Objective -
Count every line below that contains "JSON", then state the total with no other output.

Materials provided -
-.-.-

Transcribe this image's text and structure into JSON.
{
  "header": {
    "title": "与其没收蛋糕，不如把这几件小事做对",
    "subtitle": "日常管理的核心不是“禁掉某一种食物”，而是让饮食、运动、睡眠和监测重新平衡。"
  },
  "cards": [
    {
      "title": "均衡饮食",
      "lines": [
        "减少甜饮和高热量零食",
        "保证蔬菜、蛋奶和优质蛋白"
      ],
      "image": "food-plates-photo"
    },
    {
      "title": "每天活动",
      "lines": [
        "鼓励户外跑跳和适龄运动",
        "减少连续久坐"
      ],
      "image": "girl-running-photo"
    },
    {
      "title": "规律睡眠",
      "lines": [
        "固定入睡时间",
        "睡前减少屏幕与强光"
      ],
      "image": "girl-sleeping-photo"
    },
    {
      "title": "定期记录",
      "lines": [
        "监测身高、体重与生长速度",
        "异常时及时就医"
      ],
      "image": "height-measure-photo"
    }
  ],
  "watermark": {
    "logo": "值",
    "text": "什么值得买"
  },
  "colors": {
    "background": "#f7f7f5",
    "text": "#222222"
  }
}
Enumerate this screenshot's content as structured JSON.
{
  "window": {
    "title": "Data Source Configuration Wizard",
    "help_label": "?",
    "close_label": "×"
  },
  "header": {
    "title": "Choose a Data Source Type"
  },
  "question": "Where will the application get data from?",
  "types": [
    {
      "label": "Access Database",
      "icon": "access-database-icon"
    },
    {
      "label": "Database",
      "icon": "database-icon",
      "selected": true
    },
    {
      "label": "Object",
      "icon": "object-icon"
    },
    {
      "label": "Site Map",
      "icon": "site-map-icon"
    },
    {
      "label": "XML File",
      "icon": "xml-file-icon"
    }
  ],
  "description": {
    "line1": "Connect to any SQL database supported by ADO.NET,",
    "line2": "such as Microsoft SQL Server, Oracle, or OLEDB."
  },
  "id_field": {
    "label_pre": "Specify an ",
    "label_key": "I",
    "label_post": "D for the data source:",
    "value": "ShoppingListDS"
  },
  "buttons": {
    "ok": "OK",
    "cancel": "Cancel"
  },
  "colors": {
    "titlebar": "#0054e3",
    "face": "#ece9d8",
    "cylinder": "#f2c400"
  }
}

-.-.-

Correct output -
2